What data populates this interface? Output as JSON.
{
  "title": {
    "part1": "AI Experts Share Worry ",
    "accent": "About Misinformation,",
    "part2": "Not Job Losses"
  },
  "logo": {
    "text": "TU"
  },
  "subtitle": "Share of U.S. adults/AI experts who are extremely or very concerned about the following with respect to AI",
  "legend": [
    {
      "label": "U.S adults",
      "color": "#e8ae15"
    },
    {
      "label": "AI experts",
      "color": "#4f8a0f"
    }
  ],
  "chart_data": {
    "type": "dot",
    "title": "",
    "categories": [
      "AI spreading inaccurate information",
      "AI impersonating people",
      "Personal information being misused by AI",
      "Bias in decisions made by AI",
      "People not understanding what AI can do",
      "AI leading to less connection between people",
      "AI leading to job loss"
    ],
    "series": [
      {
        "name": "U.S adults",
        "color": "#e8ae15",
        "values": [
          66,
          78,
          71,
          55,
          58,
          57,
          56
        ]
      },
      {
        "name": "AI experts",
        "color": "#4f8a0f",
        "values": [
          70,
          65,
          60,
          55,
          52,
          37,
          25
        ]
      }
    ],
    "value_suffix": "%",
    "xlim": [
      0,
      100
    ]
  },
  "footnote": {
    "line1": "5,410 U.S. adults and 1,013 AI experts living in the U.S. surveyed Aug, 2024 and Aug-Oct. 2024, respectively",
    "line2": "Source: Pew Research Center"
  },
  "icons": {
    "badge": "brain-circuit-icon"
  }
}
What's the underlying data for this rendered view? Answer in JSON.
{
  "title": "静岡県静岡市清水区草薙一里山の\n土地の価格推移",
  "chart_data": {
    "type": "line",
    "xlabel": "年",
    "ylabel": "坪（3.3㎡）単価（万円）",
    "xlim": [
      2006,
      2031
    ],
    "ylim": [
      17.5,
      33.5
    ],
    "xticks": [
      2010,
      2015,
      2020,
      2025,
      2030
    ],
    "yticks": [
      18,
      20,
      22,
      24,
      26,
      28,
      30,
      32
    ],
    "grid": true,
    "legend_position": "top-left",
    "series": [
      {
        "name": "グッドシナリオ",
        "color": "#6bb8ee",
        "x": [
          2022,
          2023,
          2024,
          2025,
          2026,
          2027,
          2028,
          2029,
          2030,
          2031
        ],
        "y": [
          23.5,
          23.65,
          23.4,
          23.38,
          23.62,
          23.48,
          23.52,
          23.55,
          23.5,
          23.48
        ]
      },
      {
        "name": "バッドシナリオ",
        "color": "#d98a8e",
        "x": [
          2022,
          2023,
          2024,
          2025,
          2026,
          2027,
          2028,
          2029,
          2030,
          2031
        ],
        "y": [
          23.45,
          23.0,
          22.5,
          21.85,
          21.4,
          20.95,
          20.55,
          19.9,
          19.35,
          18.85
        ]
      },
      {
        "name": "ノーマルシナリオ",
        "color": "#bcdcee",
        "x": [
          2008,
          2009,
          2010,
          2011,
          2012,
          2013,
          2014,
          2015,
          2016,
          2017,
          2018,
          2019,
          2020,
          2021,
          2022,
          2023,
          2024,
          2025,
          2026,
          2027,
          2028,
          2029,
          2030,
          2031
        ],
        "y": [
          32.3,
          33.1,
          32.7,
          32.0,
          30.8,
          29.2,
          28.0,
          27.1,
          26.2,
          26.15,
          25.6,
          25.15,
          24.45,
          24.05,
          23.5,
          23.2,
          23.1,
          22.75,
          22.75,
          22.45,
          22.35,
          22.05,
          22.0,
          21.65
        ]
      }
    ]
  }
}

════════

--- GIVEN INSTRUCTION ---
Lines of the material that contain the word "JSON" are to be gathered.

--- RESPONSE TO THIS EXERCISE ---
What data populates this interface? Output as JSON.
What's the underlying data for this rendered view? Answer in JSON.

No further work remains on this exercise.